:: Text shown ::
Topic 104 - Separate Financial Statements

This topic includes FAQs relating to the following IFRS standards, IFRIC Interpretations and SIC Interpretations:

IAS 27 Separate Financial Statements

 

Other resources

  • IFRS At a Glance by standard is available here

 

Sub-topic within this main topic are set out below, with links to IFRS Interpretation Committee agenda decisions and BDO IFRS FAQs relating to that sub-topic below each sub-topic:

 

Sub-topic Number Sub-topic and Related FAQ
104.1 Scope and definitions
104.2 Preparation of separate financial statements
  • 104.2.1.1
  • 104.2.1.2
  • 104.2.1.3
  • 104.2.1.4
104.3 Disclosure
  • 104.3.1.1
104.4 Other issues

 

FAQ#

Title

Text of FAQ 

104.2.1.1

IFRIC Agenda Decision - Group reorganisations in separate financial statements

September 2011 - The Interpretations Committee received a request asking for clarification of whether paragraphs 13 and 14 of IAS 27 apply either directly or by analogy to reorganisations of groups that result in the new intermediate parent having more than one direct subsidiary. The request addresses the accounting of the new intermediate parent for its investments in subsidiaries when it accounts for these investments in its separate financial statements at cost in accordance with paragraph 10(a)of IAS 27.

:: Data extract ::
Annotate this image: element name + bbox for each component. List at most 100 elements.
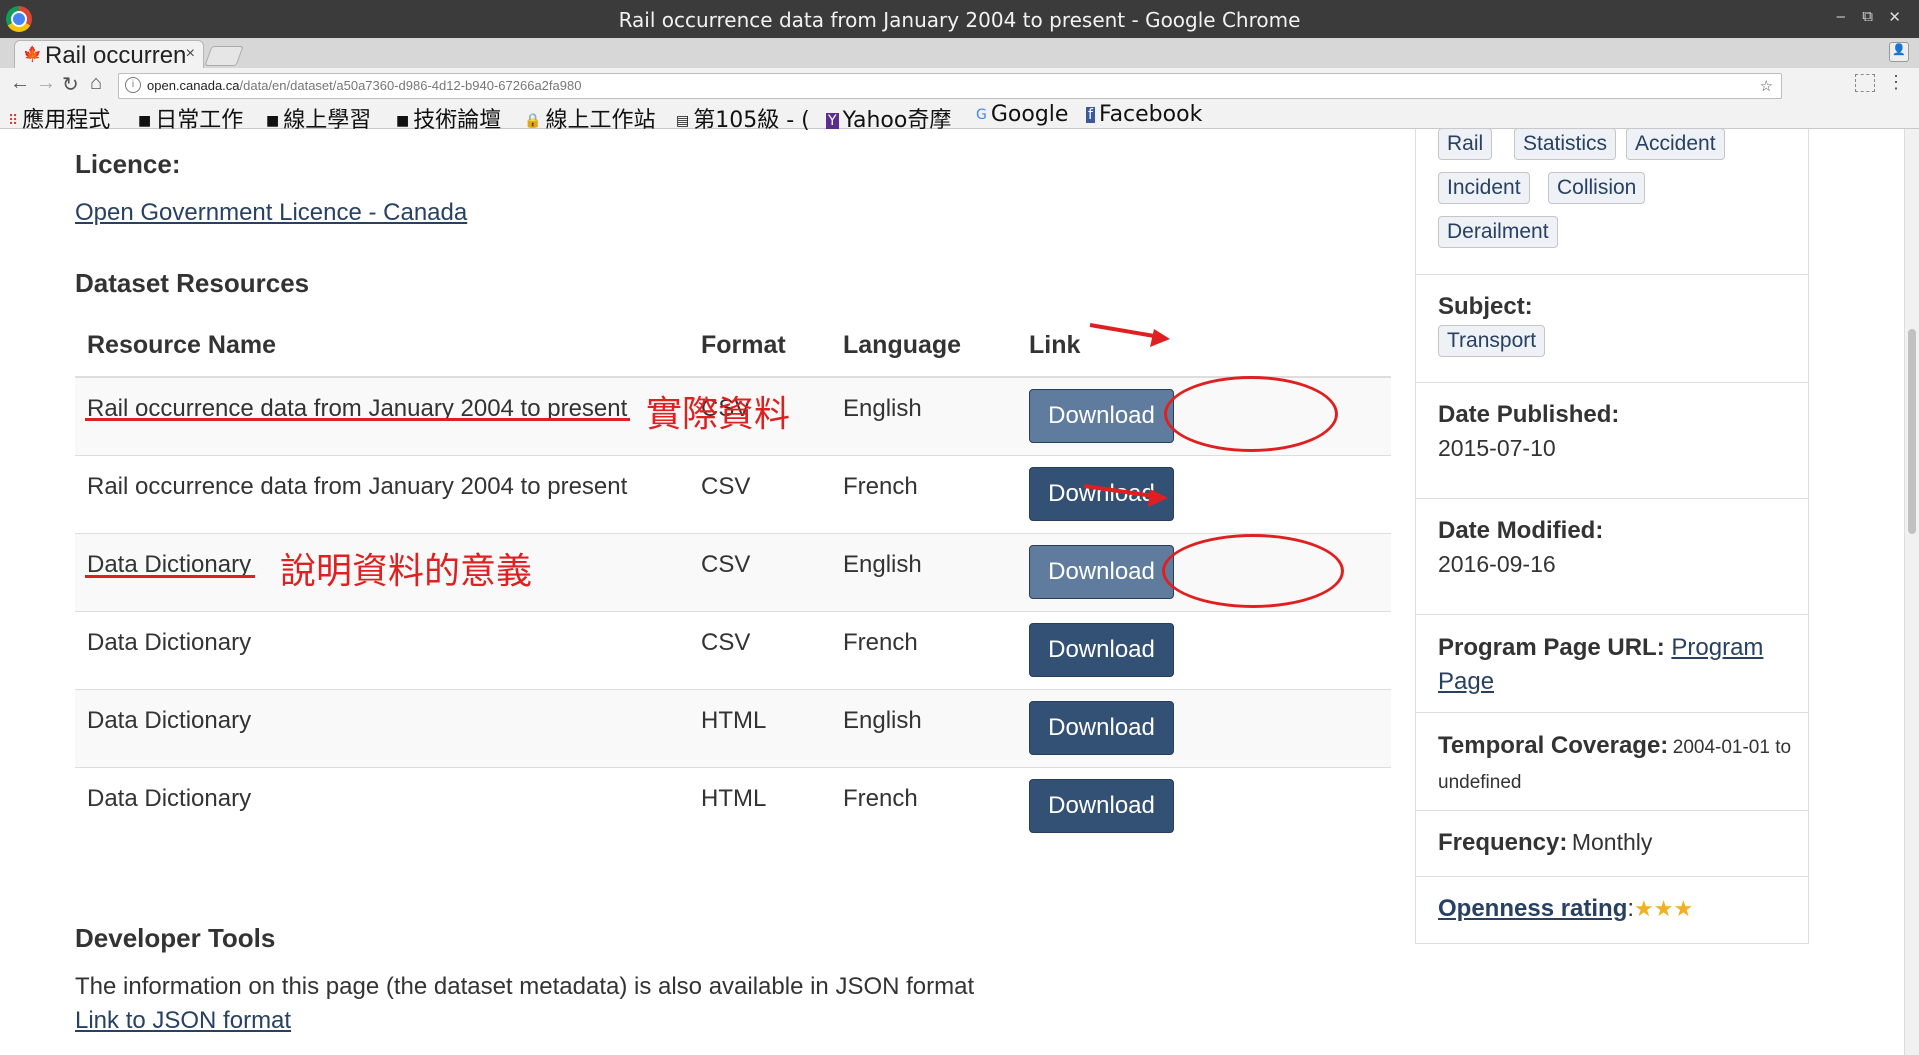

:: Exercise objective ::
Copy the IAS 27 FAQ page starting at "Text of FAQ" and ending at "with paragraph 10(a)of IAS 27.", substituting "newly formed holding company" for each occurrence of "new intermediate parent". The listing originates from a source separate from the IAS 27 FAQ page.

:: Correct answer ::
Text of FAQ 

104.2.1.1

IFRIC Agenda Decision - Group reorganisations in separate financial statements

September 2011 - The Interpretations Committee received a request asking for clarification of whether paragraphs 13 and 14 of IAS 27 apply either directly or by analogy to reorganisations of groups that result in the newly formed holding company having more than one direct subsidiary. The request addresses the accounting of the newly formed holding company for its investments in subsidiaries when it accounts for these investments in its separate financial statements at cost in accordance with paragraph 10(a)of IAS 27.